◆ Required work
Pick out the lines in the listing below that contain the word "horizontal" and copy them.

◆ Records supplied
•••
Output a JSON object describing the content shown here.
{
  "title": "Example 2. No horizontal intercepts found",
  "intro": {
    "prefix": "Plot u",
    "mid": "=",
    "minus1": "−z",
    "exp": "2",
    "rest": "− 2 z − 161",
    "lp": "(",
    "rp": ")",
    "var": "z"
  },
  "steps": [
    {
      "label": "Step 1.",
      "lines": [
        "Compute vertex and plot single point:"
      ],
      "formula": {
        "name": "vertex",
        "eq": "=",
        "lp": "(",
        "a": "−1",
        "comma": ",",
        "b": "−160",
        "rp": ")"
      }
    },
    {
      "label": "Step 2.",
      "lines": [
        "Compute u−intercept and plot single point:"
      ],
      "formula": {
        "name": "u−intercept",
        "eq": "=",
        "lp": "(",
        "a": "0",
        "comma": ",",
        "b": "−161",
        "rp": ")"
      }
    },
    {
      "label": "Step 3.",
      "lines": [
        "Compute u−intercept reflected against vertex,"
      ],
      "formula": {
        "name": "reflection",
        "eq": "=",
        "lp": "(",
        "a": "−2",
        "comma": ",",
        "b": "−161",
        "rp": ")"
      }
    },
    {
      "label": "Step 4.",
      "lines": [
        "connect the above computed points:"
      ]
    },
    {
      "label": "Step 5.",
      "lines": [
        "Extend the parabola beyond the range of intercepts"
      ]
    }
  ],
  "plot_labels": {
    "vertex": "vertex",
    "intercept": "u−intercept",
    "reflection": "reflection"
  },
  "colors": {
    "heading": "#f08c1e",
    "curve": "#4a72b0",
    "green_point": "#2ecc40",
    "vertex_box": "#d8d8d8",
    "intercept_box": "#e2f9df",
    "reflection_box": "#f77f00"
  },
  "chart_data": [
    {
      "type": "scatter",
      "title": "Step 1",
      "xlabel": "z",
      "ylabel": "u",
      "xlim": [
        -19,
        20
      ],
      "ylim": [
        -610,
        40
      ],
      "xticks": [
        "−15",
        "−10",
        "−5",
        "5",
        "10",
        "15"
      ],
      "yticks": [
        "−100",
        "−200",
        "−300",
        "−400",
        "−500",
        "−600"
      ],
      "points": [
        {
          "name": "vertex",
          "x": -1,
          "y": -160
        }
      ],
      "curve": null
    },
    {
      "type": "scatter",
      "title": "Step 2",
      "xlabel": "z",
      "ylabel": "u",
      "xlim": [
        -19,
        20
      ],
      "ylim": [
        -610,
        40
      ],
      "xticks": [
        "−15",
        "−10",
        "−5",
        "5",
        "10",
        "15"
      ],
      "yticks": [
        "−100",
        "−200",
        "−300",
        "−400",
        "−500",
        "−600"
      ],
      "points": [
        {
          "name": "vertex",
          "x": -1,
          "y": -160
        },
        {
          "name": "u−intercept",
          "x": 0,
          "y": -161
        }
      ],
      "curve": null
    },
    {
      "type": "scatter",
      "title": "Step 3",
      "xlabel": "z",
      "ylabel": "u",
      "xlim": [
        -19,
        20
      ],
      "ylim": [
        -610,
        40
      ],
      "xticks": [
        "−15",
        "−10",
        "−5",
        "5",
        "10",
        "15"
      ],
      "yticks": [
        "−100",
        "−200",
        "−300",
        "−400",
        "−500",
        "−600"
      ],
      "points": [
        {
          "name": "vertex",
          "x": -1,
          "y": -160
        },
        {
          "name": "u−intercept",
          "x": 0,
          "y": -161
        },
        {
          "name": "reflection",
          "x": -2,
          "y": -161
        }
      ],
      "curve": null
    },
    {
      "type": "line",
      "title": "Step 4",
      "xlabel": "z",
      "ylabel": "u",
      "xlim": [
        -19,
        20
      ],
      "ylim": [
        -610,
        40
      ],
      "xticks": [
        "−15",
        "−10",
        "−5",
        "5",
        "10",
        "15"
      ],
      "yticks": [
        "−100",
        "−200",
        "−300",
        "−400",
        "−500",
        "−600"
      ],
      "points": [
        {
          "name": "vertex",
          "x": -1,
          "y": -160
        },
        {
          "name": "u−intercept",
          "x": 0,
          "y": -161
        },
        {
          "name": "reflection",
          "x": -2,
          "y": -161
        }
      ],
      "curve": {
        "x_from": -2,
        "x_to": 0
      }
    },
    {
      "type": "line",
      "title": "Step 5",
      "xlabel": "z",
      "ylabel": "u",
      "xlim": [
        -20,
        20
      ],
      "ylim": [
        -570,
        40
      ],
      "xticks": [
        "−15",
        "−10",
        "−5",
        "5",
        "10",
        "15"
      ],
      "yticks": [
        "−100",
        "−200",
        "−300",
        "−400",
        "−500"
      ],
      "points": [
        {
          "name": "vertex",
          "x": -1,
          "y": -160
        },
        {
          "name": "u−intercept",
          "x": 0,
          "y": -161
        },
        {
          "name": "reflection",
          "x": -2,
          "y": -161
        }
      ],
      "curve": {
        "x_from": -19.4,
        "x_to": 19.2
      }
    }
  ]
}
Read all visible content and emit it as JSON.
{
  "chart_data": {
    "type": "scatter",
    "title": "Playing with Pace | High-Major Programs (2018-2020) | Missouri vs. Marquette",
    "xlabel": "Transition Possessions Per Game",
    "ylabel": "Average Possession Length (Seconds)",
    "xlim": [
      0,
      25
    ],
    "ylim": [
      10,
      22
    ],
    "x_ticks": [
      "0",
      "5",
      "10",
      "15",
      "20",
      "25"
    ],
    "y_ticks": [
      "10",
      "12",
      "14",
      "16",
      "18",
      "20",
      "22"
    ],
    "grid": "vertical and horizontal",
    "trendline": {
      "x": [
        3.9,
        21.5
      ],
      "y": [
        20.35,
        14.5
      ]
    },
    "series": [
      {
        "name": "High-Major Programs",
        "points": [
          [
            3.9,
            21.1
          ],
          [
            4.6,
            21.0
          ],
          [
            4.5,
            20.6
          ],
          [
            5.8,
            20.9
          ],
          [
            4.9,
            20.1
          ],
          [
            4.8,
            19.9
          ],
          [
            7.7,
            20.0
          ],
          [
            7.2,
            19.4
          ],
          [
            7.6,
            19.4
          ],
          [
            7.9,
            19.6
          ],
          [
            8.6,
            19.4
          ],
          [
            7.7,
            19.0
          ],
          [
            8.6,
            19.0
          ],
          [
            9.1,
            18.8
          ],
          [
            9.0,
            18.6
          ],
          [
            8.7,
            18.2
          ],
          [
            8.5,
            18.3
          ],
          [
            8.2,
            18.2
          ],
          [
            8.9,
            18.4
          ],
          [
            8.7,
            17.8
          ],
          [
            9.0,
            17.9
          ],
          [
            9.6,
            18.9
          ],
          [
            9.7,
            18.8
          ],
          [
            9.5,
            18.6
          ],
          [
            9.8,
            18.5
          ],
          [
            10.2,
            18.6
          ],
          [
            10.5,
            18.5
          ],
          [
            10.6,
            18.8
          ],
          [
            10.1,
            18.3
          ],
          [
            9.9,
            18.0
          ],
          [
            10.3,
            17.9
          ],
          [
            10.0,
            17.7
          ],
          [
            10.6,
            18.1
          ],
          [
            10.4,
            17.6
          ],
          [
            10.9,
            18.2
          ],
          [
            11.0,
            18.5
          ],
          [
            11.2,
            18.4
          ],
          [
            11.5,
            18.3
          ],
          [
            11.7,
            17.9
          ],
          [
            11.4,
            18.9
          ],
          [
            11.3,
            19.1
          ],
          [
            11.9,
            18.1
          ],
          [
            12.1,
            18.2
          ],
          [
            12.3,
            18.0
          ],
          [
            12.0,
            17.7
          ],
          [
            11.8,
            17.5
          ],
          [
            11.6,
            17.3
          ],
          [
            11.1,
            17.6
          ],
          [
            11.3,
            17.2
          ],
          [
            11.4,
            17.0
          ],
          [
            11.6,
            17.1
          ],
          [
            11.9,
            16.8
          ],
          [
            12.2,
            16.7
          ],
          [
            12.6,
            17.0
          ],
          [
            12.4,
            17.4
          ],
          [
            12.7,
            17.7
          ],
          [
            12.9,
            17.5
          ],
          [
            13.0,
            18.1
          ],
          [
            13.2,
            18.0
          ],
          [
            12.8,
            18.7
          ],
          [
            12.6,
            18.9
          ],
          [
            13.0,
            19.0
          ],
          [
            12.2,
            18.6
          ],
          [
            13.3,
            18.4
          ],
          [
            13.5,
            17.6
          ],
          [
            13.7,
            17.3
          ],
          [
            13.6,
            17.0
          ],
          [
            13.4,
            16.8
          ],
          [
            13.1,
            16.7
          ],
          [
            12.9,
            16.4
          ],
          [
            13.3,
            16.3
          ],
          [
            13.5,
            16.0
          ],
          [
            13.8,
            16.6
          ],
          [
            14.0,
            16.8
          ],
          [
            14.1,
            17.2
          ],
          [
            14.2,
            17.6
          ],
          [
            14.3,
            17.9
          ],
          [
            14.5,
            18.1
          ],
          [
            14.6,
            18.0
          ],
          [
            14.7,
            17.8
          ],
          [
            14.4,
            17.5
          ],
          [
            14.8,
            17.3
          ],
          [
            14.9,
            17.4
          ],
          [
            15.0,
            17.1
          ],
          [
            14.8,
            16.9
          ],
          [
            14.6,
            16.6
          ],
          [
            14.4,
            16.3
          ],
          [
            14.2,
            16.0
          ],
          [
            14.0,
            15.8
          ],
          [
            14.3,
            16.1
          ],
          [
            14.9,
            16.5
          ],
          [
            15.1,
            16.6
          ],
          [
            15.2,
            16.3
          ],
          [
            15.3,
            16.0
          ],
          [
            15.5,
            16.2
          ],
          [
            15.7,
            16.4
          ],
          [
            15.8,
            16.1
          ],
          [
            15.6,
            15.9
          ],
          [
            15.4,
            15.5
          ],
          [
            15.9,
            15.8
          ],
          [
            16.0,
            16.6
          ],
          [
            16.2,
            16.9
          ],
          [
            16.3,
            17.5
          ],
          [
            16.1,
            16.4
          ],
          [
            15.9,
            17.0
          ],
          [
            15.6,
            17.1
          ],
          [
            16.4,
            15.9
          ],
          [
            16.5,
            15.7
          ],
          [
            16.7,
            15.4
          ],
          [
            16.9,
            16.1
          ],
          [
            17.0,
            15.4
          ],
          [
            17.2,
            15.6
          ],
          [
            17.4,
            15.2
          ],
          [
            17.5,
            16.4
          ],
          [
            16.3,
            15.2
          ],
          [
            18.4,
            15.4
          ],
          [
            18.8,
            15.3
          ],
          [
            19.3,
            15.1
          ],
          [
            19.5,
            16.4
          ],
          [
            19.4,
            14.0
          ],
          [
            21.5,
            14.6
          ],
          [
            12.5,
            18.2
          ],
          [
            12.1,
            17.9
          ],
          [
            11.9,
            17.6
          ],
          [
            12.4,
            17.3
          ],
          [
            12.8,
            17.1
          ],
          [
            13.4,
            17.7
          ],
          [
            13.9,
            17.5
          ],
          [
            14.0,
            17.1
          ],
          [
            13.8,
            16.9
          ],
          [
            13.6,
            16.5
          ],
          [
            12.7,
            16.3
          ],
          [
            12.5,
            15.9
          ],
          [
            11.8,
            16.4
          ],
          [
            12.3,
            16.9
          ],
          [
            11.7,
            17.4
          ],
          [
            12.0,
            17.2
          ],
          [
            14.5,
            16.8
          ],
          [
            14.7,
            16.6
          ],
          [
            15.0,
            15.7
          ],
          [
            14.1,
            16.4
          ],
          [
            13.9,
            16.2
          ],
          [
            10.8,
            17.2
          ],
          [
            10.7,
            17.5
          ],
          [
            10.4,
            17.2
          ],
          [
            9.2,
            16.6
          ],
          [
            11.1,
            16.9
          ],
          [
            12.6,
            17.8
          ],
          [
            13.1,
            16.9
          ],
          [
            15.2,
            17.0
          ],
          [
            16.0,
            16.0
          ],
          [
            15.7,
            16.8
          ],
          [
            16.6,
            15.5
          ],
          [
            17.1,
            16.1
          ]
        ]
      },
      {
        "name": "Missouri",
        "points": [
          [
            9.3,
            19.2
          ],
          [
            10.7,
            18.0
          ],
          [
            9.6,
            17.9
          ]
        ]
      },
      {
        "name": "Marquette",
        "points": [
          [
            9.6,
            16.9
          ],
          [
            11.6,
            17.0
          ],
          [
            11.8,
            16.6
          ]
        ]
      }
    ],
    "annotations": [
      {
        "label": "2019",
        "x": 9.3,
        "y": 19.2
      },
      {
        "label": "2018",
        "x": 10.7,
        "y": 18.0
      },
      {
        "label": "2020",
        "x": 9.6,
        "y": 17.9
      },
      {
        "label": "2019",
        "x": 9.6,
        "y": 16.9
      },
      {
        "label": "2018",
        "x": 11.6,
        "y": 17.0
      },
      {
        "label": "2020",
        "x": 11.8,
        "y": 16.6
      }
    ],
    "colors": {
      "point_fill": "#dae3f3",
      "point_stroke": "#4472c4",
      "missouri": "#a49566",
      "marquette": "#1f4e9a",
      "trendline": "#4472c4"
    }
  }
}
•••
◆ The answer
  "title": "Example 2. No horizontal intercepts found",
    "grid": "vertical and horizontal",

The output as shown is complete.